Excerpts from a dataset:
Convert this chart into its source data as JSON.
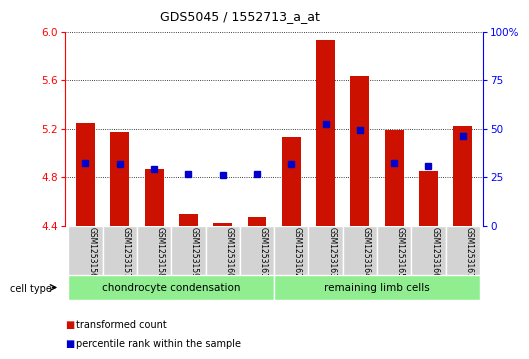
{
  "title": "GDS5045 / 1552713_a_at",
  "samples": [
    "GSM1253156",
    "GSM1253157",
    "GSM1253158",
    "GSM1253159",
    "GSM1253160",
    "GSM1253161",
    "GSM1253162",
    "GSM1253163",
    "GSM1253164",
    "GSM1253165",
    "GSM1253166",
    "GSM1253167"
  ],
  "red_values": [
    5.25,
    5.17,
    4.87,
    4.5,
    4.42,
    4.47,
    5.13,
    5.93,
    5.63,
    5.19,
    4.85,
    5.22
  ],
  "blue_values": [
    4.92,
    4.91,
    4.87,
    4.83,
    4.82,
    4.83,
    4.91,
    5.24,
    5.19,
    4.92,
    4.89,
    5.14
  ],
  "ymin": 4.4,
  "ymax": 6.0,
  "yticks": [
    4.4,
    4.8,
    5.2,
    5.6,
    6.0
  ],
  "y2ticks": [
    0,
    25,
    50,
    75,
    100
  ],
  "y2labels": [
    "0",
    "25",
    "50",
    "75",
    "100%"
  ],
  "bar_width": 0.55,
  "red_color": "#cc1100",
  "blue_color": "#0000cc",
  "group1_label": "chondrocyte condensation",
  "group2_label": "remaining limb cells",
  "group1_count": 6,
  "group2_count": 6,
  "cell_type_label": "cell type",
  "legend1": "transformed count",
  "legend2": "percentile rank within the sample",
  "xlabel_bg": "#d3d3d3",
  "group_bg": "#90ee90"
}
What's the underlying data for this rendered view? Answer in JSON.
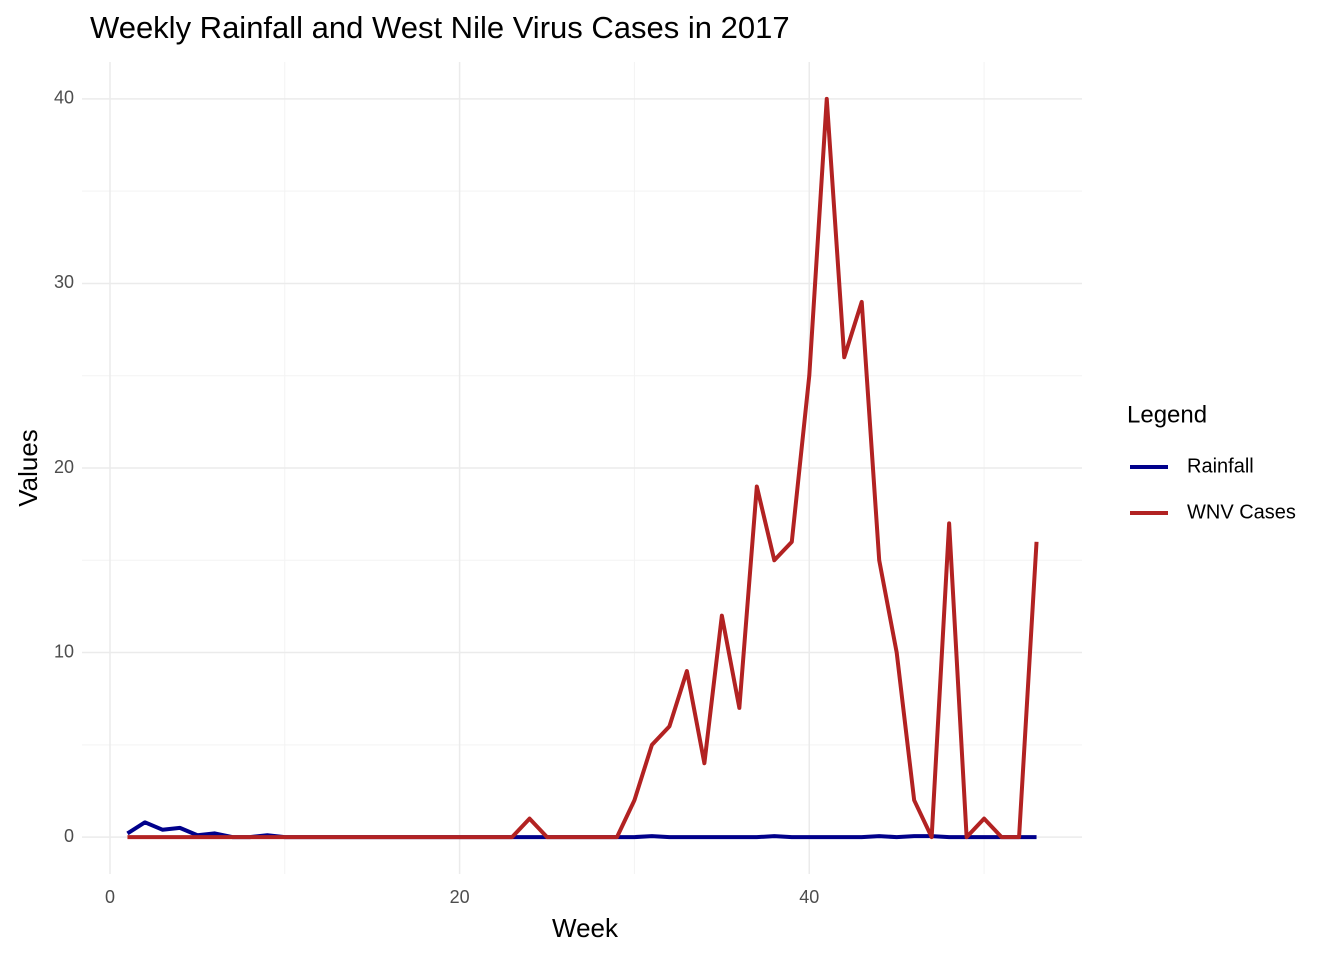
{
  "chart_data": {
    "type": "line",
    "title": "Weekly Rainfall and West Nile Virus Cases in 2017",
    "x_label": "Week",
    "y_label": "Values",
    "legend_title": "Legend",
    "x": [
      1,
      2,
      3,
      4,
      5,
      6,
      7,
      8,
      9,
      10,
      11,
      12,
      13,
      14,
      15,
      16,
      17,
      18,
      19,
      20,
      21,
      22,
      23,
      24,
      25,
      26,
      27,
      28,
      29,
      30,
      31,
      32,
      33,
      34,
      35,
      36,
      37,
      38,
      39,
      40,
      41,
      42,
      43,
      44,
      45,
      46,
      47,
      48,
      49,
      50,
      51,
      52,
      53
    ],
    "series": [
      {
        "name": "Rainfall",
        "color": "#00008b",
        "values": [
          0.2,
          0.8,
          0.4,
          0.5,
          0.1,
          0.2,
          0,
          0,
          0.1,
          0,
          0,
          0,
          0,
          0,
          0,
          0,
          0,
          0,
          0,
          0,
          0,
          0,
          0,
          0,
          0,
          0,
          0,
          0,
          0,
          0,
          0.05,
          0,
          0,
          0,
          0,
          0,
          0,
          0.05,
          0,
          0,
          0,
          0,
          0,
          0.05,
          0,
          0.05,
          0.05,
          0,
          0,
          0,
          0,
          0,
          0
        ]
      },
      {
        "name": "WNV Cases",
        "color": "#b22222",
        "values": [
          0,
          0,
          0,
          0,
          0,
          0,
          0,
          0,
          0,
          0,
          0,
          0,
          0,
          0,
          0,
          0,
          0,
          0,
          0,
          0,
          0,
          0,
          0,
          1,
          0,
          0,
          0,
          0,
          0,
          2,
          5,
          6,
          9,
          4,
          12,
          7,
          19,
          15,
          16,
          25,
          40,
          26,
          29,
          15,
          10,
          2,
          0,
          17,
          0,
          1,
          0,
          0,
          16
        ]
      }
    ],
    "xlim": [
      -1.6,
      55.6
    ],
    "xticks": [
      0,
      20,
      40
    ],
    "ylim": [
      -2,
      42
    ],
    "yticks": [
      0,
      10,
      20,
      30,
      40
    ],
    "grid": true,
    "legend": "right"
  }
}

• _Problem details_
Print each record exactly as it stands, skipping the pictures.

• _Task response_
Convert this chart into its source data as JSON.
{
  "title": "GDS5045 / 1552713_a_at",
  "samples": [
    "GSM1253156",
    "GSM1253157",
    "GSM1253158",
    "GSM1253159",
    "GSM1253160",
    "GSM1253161",
    "GSM1253162",
    "GSM1253163",
    "GSM1253164",
    "GSM1253165",
    "GSM1253166",
    "GSM1253167"
  ],
  "red_values": [
    5.25,
    5.17,
    4.87,
    4.5,
    4.42,
    4.47,
    5.13,
    5.93,
    5.63,
    5.19,
    4.85,
    5.22
  ],
  "blue_values": [
    4.92,
    4.91,
    4.87,
    4.83,
    4.82,
    4.83,
    4.91,
    5.24,
    5.19,
    4.92,
    4.89,
    5.14
  ],
  "ymin": 4.4,
  "ymax": 6.0,
  "yticks": [
    4.4,
    4.8,
    5.2,
    5.6,
    6.0
  ],
  "y2ticks": [
    0,
    25,
    50,
    75,
    100
  ],
  "y2labels": [
    "0",
    "25",
    "50",
    "75",
    "100%"
  ],
  "bar_width": 0.55,
  "red_color": "#cc1100",
  "blue_color": "#0000cc",
  "group1_label": "chondrocyte condensation",
  "group2_label": "remaining limb cells",
  "group1_count": 6,
  "group2_count": 6,
  "cell_type_label": "cell type",
  "legend1": "transformed count",
  "legend2": "percentile rank within the sample",
  "xlabel_bg": "#d3d3d3",
  "group_bg": "#90ee90"
}
What's the underlying data for this rendered view? Answer in JSON.
{
  "chart_data": {
    "type": "line",
    "title": "Weekly Rainfall and West Nile Virus Cases in 2017",
    "x_label": "Week",
    "y_label": "Values",
    "legend_title": "Legend",
    "x": [
      1,
      2,
      3,
      4,
      5,
      6,
      7,
      8,
      9,
      10,
      11,
      12,
      13,
      14,
      15,
      16,
      17,
      18,
      19,
      20,
      21,
      22,
      23,
      24,
      25,
      26,
      27,
      28,
      29,
      30,
      31,
      32,
      33,
      34,
      35,
      36,
      37,
      38,
      39,
      40,
      41,
      42,
      43,
      44,
      45,
      46,
      47,
      48,
      49,
      50,
      51,
      52,
      53
    ],
    "series": [
      {
        "name": "Rainfall",
        "color": "#00008b",
        "values": [
          0.2,
          0.8,
          0.4,
          0.5,
          0.1,
          0.2,
          0,
          0,
          0.1,
          0,
          0,
          0,
          0,
          0,
          0,
          0,
          0,
          0,
          0,
          0,
          0,
          0,
          0,
          0,
          0,
          0,
          0,
          0,
          0,
          0,
          0.05,
          0,
          0,
          0,
          0,
          0,
          0,
          0.05,
          0,
          0,
          0,
          0,
          0,
          0.05,
          0,
          0.05,
          0.05,
          0,
          0,
          0,
          0,
          0,
          0
        ]
      },
      {
        "name": "WNV Cases",
        "color": "#b22222",
        "values": [
          0,
          0,
          0,
          0,
          0,
          0,
          0,
          0,
          0,
          0,
          0,
          0,
          0,
          0,
          0,
          0,
          0,
          0,
          0,
          0,
          0,
          0,
          0,
          1,
          0,
          0,
          0,
          0,
          0,
          2,
          5,
          6,
          9,
          4,
          12,
          7,
          19,
          15,
          16,
          25,
          40,
          26,
          29,
          15,
          10,
          2,
          0,
          17,
          0,
          1,
          0,
          0,
          16
        ]
      }
    ],
    "xlim": [
      -1.6,
      55.6
    ],
    "xticks": [
      0,
      20,
      40
    ],
    "ylim": [
      -2,
      42
    ],
    "yticks": [
      0,
      10,
      20,
      30,
      40
    ],
    "grid": true,
    "legend": "right"
  }
}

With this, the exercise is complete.